[Data items]
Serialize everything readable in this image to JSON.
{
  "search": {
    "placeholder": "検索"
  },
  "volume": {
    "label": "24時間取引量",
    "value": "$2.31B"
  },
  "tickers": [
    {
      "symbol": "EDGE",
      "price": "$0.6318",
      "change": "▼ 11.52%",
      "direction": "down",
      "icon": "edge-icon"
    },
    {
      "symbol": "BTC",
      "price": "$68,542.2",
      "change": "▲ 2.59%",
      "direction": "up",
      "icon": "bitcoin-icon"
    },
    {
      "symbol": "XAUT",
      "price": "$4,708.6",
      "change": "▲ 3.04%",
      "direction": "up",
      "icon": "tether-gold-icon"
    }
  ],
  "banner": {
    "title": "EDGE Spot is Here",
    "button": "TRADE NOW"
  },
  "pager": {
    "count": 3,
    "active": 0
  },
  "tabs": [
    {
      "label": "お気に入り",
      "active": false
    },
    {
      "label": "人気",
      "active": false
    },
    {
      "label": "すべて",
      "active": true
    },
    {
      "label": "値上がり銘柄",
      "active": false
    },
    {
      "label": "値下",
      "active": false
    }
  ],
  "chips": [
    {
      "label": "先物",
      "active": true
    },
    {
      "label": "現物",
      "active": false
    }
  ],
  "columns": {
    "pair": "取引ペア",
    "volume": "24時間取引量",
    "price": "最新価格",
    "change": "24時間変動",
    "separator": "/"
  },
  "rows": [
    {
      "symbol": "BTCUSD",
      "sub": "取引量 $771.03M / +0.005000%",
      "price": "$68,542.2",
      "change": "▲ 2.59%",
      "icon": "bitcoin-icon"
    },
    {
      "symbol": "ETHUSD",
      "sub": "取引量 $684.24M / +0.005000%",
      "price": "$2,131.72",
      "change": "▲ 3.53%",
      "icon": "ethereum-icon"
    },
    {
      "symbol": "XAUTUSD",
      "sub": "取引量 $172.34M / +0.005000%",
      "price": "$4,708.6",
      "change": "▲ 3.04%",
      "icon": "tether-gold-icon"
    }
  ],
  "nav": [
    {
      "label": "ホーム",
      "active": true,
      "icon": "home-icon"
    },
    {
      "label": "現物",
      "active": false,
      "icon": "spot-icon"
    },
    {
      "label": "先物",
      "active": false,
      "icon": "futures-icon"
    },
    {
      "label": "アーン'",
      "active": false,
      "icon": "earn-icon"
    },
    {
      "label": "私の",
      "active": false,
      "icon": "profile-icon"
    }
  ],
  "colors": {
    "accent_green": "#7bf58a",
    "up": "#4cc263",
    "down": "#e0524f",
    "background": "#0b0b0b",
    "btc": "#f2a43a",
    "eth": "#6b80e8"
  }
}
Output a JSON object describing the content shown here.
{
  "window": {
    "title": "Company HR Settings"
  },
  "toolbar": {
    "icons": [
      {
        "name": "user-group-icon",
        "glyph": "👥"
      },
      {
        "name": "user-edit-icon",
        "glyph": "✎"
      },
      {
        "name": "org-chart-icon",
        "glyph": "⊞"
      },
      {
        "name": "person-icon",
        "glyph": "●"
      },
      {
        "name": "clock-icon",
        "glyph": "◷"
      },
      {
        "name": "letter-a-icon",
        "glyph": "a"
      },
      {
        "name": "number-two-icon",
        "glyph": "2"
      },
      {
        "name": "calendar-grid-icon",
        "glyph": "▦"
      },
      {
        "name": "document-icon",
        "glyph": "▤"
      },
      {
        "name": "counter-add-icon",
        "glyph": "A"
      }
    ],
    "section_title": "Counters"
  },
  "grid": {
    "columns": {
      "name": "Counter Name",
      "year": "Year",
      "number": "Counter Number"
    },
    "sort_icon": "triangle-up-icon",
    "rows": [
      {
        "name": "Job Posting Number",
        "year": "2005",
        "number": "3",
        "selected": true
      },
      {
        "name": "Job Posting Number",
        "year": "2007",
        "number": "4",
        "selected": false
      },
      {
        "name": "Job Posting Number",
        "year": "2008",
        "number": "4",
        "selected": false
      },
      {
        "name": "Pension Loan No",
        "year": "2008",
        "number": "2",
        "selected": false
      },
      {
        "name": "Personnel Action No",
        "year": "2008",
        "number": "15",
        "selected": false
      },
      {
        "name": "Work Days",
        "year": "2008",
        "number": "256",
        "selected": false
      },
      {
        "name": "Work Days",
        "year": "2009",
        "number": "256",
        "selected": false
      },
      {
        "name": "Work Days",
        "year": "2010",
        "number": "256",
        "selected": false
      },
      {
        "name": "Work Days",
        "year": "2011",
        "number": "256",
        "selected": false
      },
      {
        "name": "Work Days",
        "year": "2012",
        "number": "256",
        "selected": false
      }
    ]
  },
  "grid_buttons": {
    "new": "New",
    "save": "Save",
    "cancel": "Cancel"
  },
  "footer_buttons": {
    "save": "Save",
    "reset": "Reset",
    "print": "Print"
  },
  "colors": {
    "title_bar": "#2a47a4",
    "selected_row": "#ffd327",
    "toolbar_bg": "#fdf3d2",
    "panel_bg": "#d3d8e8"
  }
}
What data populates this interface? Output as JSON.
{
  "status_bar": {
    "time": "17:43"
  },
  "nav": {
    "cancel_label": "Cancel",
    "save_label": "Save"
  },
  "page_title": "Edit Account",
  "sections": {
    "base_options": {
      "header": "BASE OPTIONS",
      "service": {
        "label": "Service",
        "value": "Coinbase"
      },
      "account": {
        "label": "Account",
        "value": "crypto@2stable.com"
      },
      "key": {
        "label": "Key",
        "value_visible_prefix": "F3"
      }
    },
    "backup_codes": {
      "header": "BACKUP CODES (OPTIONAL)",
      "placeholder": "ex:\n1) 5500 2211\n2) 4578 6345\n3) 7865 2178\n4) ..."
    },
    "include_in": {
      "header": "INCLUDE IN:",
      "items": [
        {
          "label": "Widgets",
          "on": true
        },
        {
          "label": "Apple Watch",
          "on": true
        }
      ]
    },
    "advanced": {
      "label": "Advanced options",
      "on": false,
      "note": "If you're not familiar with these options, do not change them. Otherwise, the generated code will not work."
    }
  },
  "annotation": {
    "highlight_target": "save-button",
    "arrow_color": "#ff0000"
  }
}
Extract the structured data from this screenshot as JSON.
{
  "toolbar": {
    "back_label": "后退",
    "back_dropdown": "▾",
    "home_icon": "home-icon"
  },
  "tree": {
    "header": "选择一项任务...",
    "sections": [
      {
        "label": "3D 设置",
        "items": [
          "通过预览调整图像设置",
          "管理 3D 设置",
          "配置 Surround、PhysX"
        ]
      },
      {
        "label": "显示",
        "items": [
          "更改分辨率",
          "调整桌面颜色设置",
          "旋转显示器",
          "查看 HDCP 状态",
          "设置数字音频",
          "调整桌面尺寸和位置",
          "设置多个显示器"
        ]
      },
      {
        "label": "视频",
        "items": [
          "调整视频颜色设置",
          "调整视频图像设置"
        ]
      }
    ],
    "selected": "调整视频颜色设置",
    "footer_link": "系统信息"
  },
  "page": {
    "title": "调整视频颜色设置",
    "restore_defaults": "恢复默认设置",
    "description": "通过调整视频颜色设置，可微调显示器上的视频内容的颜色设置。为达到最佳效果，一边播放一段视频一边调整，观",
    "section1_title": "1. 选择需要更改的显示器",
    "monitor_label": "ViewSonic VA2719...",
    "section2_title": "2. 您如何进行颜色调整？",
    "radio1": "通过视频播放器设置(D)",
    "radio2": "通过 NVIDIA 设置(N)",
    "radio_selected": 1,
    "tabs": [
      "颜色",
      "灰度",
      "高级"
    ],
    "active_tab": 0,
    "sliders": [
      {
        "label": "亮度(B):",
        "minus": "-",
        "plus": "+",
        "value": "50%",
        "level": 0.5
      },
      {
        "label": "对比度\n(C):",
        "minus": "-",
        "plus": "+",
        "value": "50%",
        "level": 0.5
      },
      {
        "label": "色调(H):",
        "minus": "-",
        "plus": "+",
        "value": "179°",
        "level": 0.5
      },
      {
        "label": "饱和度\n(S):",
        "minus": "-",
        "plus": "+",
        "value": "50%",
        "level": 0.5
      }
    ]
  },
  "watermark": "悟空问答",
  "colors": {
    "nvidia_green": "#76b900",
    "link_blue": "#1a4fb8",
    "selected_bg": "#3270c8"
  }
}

GIVEN TASK
Check every line of the listing for the string "price" and report how many lines have it, as a number alone.

COMPLETED TASK
7